Copy each line below in which the word "правонарушениях" occurs.

> _Extracted data entries_:
* * * * * * * * *
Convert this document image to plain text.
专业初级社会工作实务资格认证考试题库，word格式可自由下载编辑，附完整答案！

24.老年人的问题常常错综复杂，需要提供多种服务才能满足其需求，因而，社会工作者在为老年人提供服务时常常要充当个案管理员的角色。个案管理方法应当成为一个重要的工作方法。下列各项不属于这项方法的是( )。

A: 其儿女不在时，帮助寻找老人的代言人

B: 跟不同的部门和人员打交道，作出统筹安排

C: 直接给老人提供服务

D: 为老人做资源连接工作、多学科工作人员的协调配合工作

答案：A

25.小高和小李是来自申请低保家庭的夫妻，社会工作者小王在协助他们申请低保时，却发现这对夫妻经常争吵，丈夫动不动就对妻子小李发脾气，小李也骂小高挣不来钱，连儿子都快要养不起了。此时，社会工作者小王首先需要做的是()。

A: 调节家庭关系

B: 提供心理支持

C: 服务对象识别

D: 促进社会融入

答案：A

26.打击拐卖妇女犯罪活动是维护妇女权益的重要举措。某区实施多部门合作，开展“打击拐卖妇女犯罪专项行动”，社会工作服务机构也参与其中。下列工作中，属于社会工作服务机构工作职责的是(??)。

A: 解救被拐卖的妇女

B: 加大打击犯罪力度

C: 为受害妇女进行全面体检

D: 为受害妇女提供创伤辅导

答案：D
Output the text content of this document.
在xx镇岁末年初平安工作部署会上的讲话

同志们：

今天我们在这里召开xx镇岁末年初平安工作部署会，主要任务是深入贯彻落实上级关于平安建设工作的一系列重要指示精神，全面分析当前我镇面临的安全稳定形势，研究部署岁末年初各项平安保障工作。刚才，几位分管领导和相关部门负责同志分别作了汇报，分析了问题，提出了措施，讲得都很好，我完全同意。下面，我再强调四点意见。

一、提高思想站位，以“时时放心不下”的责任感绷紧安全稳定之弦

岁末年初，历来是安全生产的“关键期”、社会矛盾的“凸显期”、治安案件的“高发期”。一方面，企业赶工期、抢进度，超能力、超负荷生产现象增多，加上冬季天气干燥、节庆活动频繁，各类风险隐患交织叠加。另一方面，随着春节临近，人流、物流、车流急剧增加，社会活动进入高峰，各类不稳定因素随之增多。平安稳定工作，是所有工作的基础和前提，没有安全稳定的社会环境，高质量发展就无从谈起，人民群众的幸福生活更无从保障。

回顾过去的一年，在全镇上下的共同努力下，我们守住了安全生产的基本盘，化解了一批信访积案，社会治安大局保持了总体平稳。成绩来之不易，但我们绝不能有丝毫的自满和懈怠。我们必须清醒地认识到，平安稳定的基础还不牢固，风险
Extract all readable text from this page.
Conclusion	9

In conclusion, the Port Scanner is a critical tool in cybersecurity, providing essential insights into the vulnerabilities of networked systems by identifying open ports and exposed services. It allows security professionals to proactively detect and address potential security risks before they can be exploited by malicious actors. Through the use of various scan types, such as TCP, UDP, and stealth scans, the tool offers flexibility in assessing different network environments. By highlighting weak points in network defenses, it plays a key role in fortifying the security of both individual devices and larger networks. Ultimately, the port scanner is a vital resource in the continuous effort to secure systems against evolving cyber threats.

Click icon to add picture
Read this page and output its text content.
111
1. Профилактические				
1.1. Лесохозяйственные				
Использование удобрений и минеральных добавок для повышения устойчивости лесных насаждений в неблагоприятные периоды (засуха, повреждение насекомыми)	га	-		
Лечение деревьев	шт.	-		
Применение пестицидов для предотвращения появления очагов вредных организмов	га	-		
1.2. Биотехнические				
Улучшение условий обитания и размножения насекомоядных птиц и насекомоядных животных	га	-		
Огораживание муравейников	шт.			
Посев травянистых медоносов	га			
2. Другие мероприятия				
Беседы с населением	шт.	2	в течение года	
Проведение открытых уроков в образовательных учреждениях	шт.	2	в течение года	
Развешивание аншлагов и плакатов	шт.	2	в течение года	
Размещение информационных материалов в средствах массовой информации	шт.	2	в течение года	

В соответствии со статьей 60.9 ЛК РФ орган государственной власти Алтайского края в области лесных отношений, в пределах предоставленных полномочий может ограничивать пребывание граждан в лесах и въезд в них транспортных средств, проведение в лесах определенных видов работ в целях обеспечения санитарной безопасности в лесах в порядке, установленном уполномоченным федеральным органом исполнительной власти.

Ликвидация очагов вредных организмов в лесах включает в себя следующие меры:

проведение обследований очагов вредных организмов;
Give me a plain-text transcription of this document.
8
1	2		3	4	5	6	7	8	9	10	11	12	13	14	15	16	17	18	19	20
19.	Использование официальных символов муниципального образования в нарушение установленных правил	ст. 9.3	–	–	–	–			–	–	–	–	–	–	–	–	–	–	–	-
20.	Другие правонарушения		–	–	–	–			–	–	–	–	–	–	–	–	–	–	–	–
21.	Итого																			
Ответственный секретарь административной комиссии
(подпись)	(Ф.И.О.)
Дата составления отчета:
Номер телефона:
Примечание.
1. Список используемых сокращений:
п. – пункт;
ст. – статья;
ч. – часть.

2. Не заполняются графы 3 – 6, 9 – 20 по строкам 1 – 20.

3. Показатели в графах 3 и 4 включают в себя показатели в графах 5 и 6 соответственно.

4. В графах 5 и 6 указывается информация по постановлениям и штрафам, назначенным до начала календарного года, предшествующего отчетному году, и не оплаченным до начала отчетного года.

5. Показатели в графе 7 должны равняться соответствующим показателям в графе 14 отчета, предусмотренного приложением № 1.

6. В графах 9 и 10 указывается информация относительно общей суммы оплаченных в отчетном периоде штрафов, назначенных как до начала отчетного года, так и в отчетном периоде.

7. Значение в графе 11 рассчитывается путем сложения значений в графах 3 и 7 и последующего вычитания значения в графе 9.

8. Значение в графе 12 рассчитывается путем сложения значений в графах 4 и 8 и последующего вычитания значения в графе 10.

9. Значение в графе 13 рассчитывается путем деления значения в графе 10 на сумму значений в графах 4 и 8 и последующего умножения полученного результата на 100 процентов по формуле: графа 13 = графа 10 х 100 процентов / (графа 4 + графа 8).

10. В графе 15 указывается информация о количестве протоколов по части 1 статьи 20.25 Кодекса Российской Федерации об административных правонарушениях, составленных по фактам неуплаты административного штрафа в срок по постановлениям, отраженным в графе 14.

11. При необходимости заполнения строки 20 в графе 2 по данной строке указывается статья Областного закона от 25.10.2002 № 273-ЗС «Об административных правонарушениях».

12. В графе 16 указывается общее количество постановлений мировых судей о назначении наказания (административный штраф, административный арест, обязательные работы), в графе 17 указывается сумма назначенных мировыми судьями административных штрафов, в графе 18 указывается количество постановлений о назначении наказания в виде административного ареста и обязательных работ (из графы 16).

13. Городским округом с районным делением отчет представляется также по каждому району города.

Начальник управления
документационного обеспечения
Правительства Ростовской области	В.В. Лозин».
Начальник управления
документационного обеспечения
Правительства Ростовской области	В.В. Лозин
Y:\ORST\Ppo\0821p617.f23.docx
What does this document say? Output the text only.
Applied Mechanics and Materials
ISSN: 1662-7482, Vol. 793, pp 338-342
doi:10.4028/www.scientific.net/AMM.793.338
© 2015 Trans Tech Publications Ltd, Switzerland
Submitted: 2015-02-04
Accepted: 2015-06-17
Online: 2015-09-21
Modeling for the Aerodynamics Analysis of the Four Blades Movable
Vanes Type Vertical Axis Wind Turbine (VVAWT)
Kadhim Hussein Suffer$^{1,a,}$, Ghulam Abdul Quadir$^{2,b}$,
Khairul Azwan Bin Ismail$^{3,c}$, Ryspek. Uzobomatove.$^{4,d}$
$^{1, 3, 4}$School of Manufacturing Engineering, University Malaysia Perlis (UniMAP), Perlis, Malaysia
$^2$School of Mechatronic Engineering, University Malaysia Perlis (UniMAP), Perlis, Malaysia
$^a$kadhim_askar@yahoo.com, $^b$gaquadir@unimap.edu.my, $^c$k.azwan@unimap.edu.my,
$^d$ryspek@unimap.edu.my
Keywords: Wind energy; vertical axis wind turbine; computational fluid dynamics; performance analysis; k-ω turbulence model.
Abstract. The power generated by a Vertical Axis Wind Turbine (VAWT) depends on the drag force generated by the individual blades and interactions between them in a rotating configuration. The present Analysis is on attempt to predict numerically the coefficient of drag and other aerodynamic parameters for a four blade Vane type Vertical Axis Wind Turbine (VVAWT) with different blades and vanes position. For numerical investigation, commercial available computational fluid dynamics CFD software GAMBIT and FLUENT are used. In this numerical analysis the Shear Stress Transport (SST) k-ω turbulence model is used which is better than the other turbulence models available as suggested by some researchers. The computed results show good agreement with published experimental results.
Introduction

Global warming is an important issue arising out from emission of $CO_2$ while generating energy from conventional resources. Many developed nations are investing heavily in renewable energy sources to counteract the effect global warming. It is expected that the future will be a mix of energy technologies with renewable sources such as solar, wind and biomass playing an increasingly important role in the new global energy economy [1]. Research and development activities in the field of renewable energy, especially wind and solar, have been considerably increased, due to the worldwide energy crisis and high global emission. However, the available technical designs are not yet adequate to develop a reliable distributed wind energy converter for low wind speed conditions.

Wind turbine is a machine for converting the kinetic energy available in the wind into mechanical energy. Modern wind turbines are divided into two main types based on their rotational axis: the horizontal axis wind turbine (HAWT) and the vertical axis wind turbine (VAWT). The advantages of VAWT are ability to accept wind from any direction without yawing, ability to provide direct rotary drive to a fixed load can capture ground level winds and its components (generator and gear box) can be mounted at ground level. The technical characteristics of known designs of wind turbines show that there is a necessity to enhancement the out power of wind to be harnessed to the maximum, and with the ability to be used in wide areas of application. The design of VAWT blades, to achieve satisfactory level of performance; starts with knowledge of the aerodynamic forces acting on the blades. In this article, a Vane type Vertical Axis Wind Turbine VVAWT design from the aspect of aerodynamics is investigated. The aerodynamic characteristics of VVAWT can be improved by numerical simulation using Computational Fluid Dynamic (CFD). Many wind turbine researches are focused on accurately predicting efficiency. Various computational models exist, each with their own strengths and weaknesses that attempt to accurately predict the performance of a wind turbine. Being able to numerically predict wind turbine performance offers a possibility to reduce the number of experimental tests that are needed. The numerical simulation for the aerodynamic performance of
* * * * * * * * *
> _Response to this task_:
10. В графе 15 указывается информация о количестве протоколов по части 1 статьи 20.25 Кодекса Российской Федерации об административных правонарушениях, составленных по фактам неуплаты административного штрафа в срок по постановлениям, отраженным в графе 14.
11. При необходимости заполнения строки 20 в графе 2 по данной строке указывается статья Областного закона от 25.10.2002 № 273-ЗС «Об административных правонарушениях».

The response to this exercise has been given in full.